■ WHAT IS ASKED:
List all lines of the data containing the word "between".

⟨

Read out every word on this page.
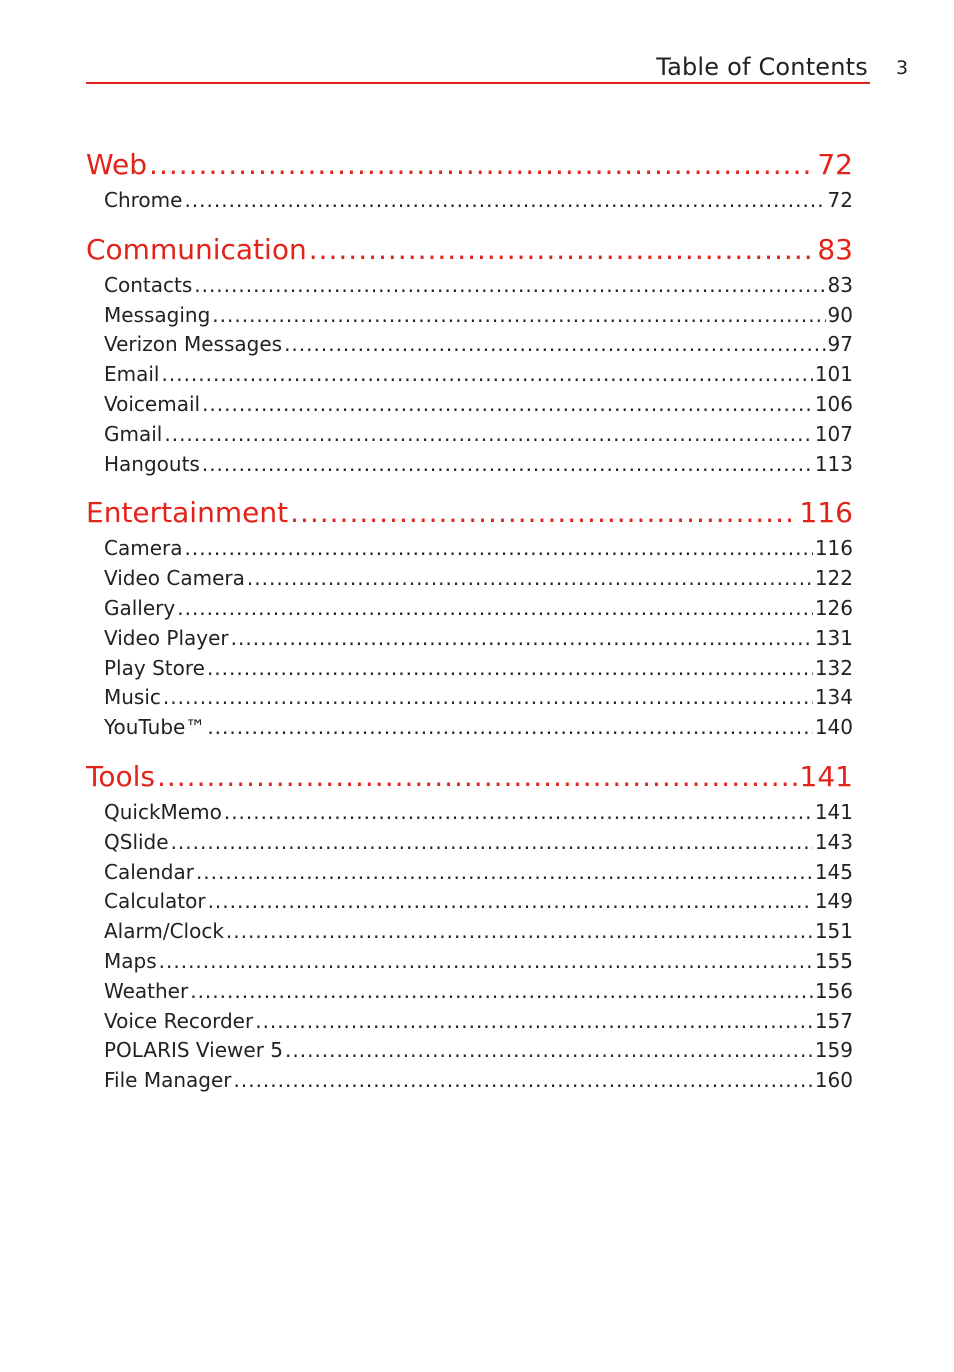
Table of Contents 3
Web .....	72
Chrome .....	72
Communication .....	83
Contacts .....	83
Messaging .....	90
Verizon Messages .....	97
Email .....	101
Voicemail .....	106
Gmail .....	107
Hangouts .....	113
Entertainment .....	116
Camera .....	116
Video Camera .....	122
Gallery .....	126
Video Player .....	131
Play Store .....	132
Music .....	134
YouTube™ .....	140
Tools .....	141
QuickMemo .....	141
QSlide .....	143
Calendar .....	145
Calculator .....	149
Alarm/Clock .....	151
Maps .....	155
Weather .....	156
Voice Recorder .....	157
POLARIS Viewer 5 .....	159
File Manager .....	160
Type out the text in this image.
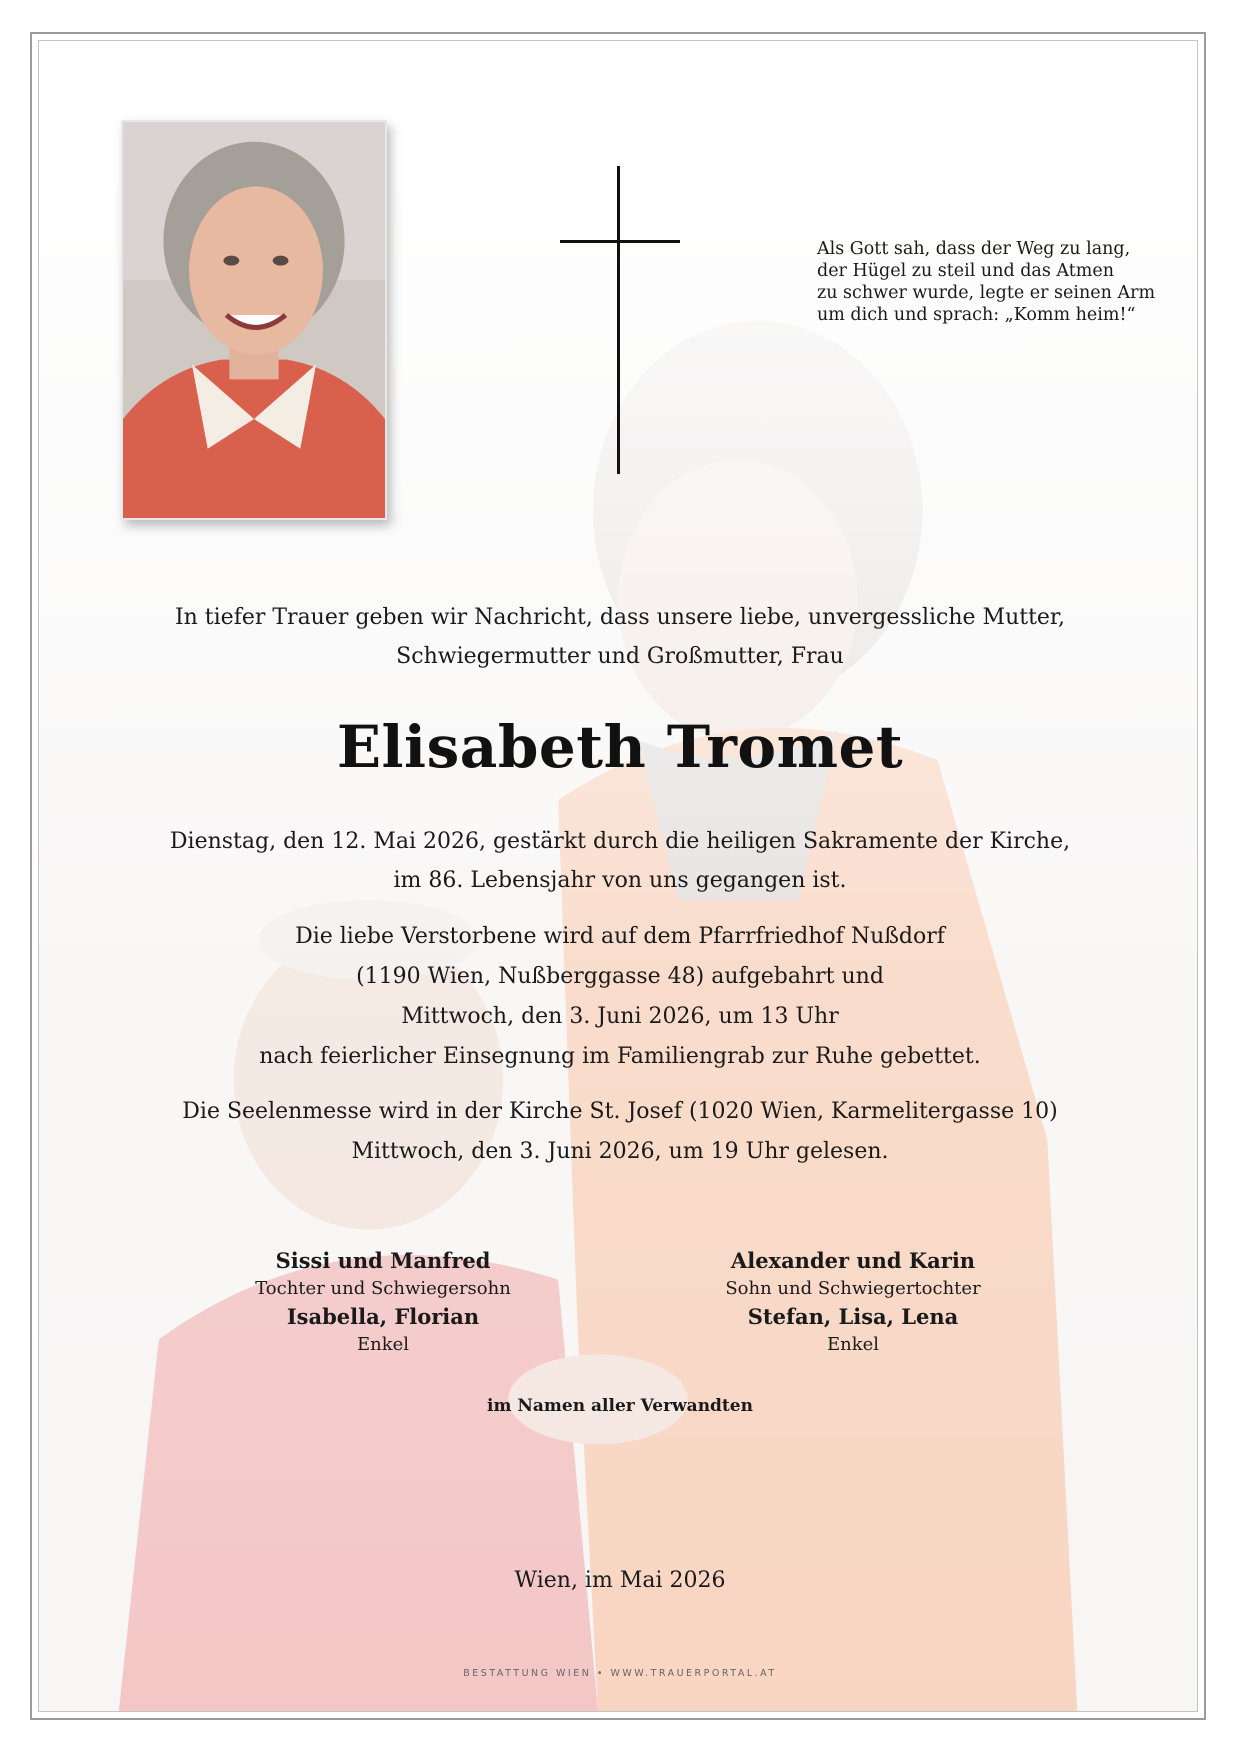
Als Gott sah, dass der Weg zu lang,
der Hügel zu steil und das Atmen
zu schwer wurde, legte er seinen Arm
um dich und sprach: „Komm heim!“
In tiefer Trauer geben wir Nachricht, dass unsere liebe, unvergessliche Mutter,
Schwiegermutter und Großmutter, Frau
Elisabeth Tromet
Dienstag, den 12. Mai 2026, gestärkt durch die heiligen Sakramente der Kirche,
im 86. Lebensjahr von uns gegangen ist.
Die liebe Verstorbene wird auf dem Pfarrfriedhof Nußdorf
(1190 Wien, Nußberggasse 48) aufgebahrt und
Mittwoch, den 3. Juni 2026, um 13 Uhr
nach feierlicher Einsegnung im Familiengrab zur Ruhe gebettet.
Die Seelenmesse wird in der Kirche St. Josef (1020 Wien, Karmelitergasse 10)
Mittwoch, den 3. Juni 2026, um 19 Uhr gelesen.
Sissi und Manfred
Tochter und Schwiegersohn
Isabella, Florian
Enkel
Alexander und Karin
Sohn und Schwiegertochter
Stefan, Lisa, Lena
Enkel
im Namen aller Verwandten
Wien, im Mai 2026
BESTATTUNG WIEN • WWW.TRAUERPORTAL.AT
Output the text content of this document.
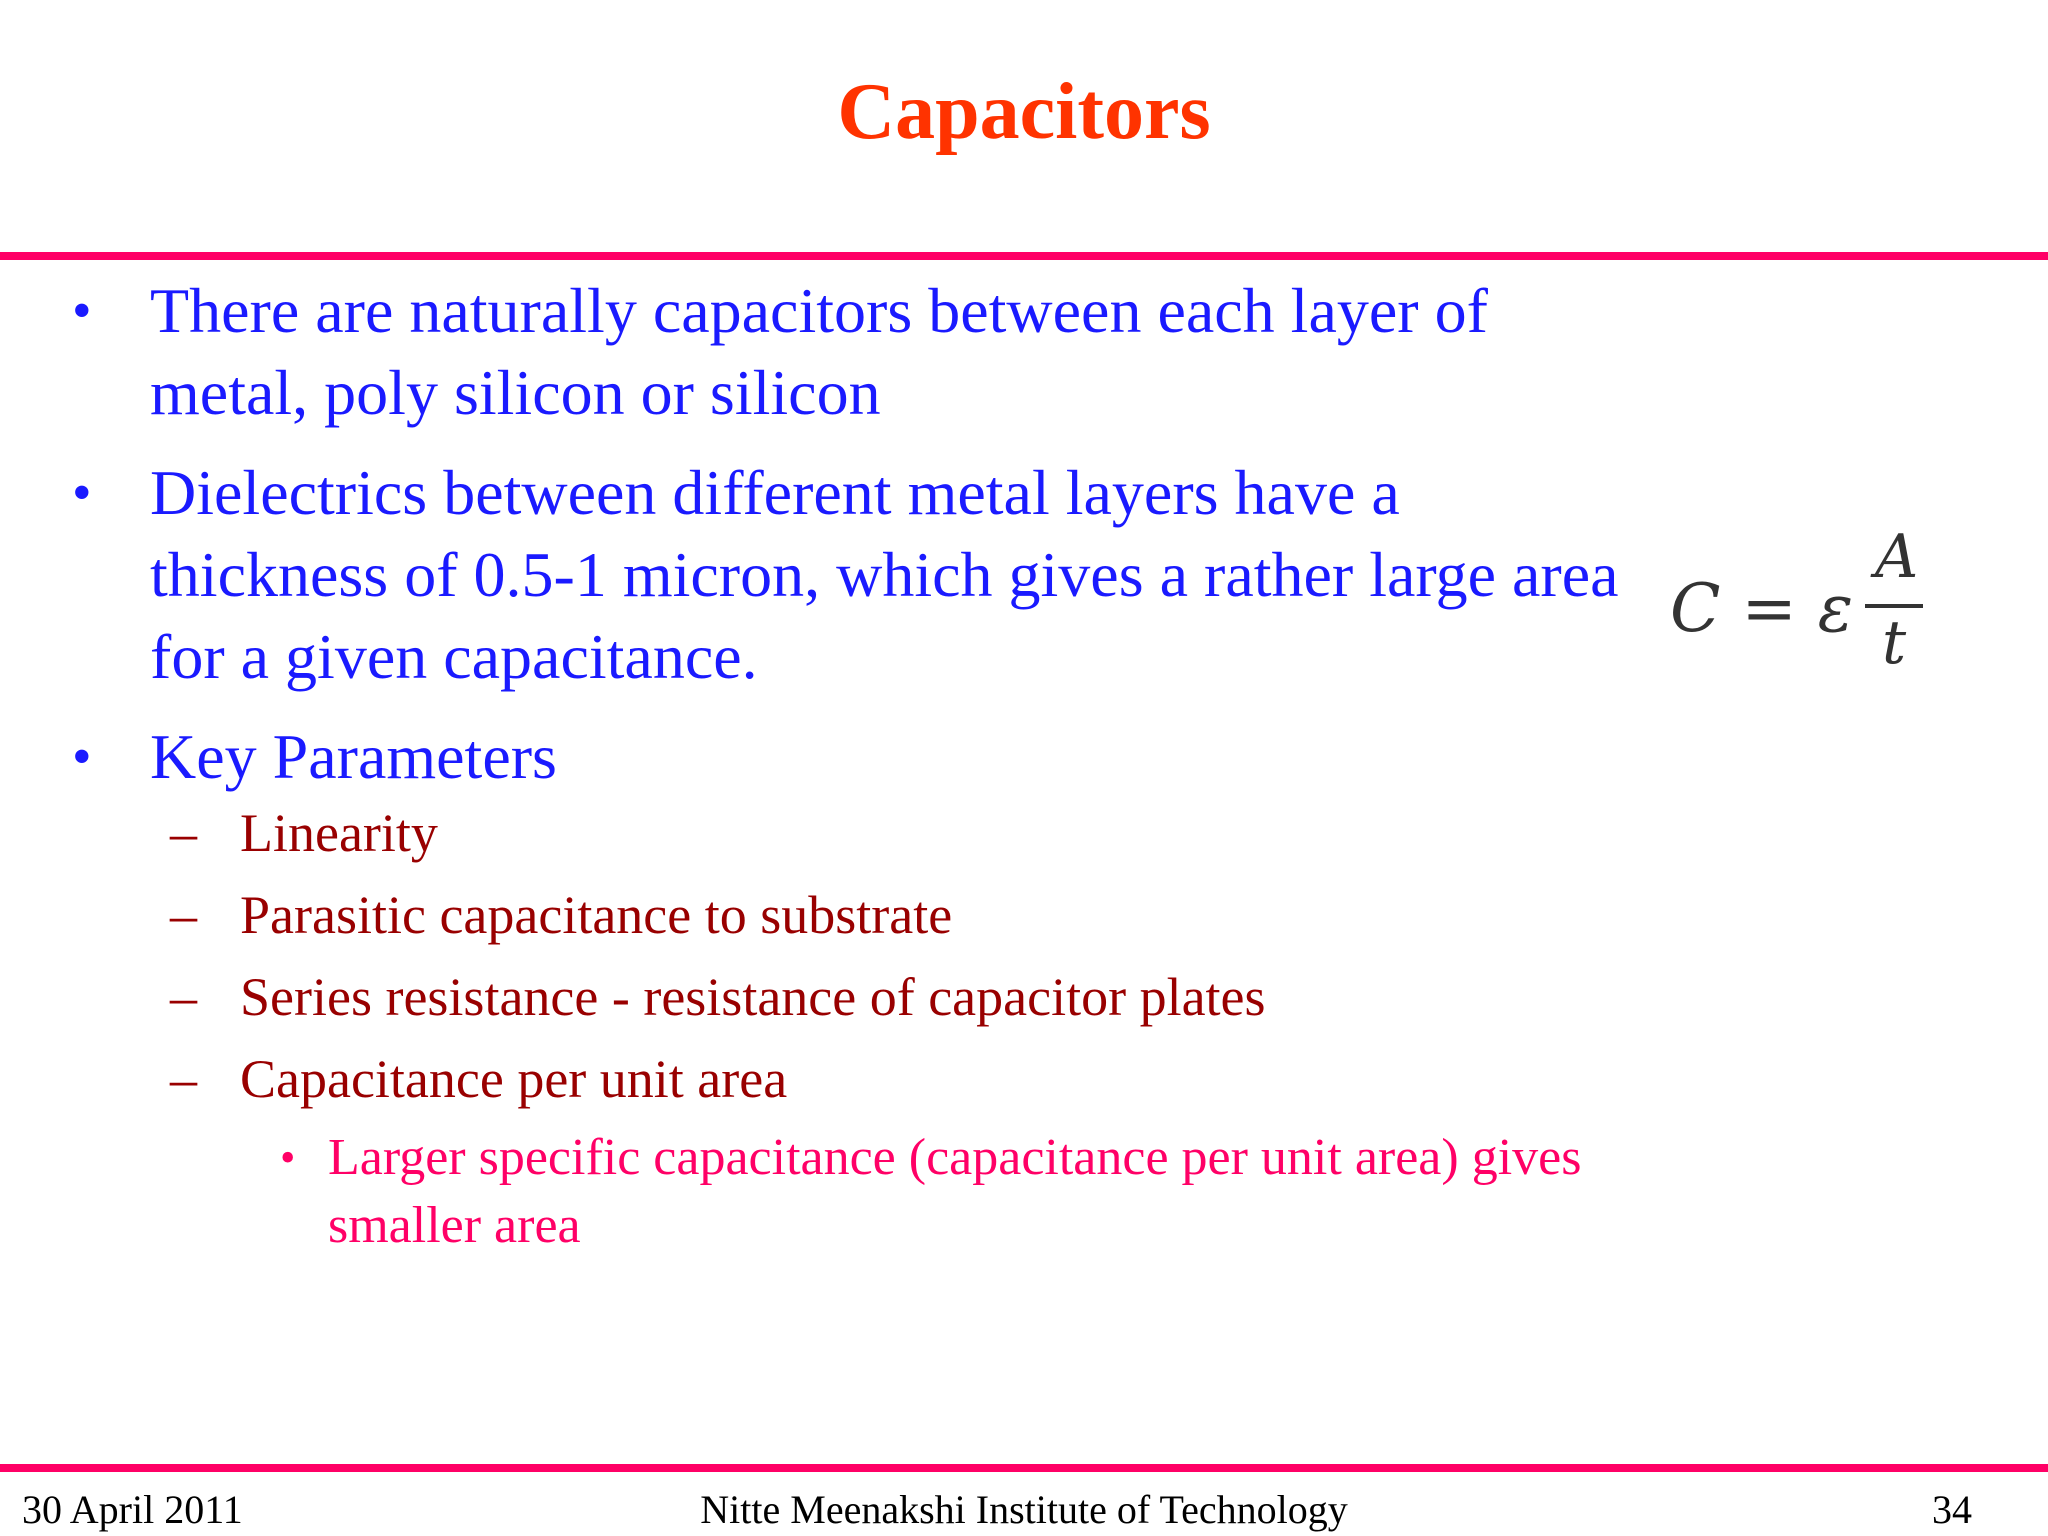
Capacitors
• There are naturally capacitors between each layer of metal, poly silicon or silicon
• Dielectrics between different metal layers have a thickness of 0.5-1 micron, which gives a rather large area for a given capacitance.
• Key Parameters
– Linearity
– Parasitic capacitance to substrate
– Series resistance - resistance of capacitor plates
– Capacitance per unit area
• Larger specific capacitance (capacitance per unit area) gives smaller area
C = ε
A
t
30 April 2011	Nitte Meenakshi Institute of Technology	34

⟩

■ RIGHT ANSWER:
• There are naturally capacitors between each layer of metal, poly silicon or silicon
• Dielectrics between different metal layers have a thickness of 0.5-1 micron, which gives a rather large area for a given capacitance.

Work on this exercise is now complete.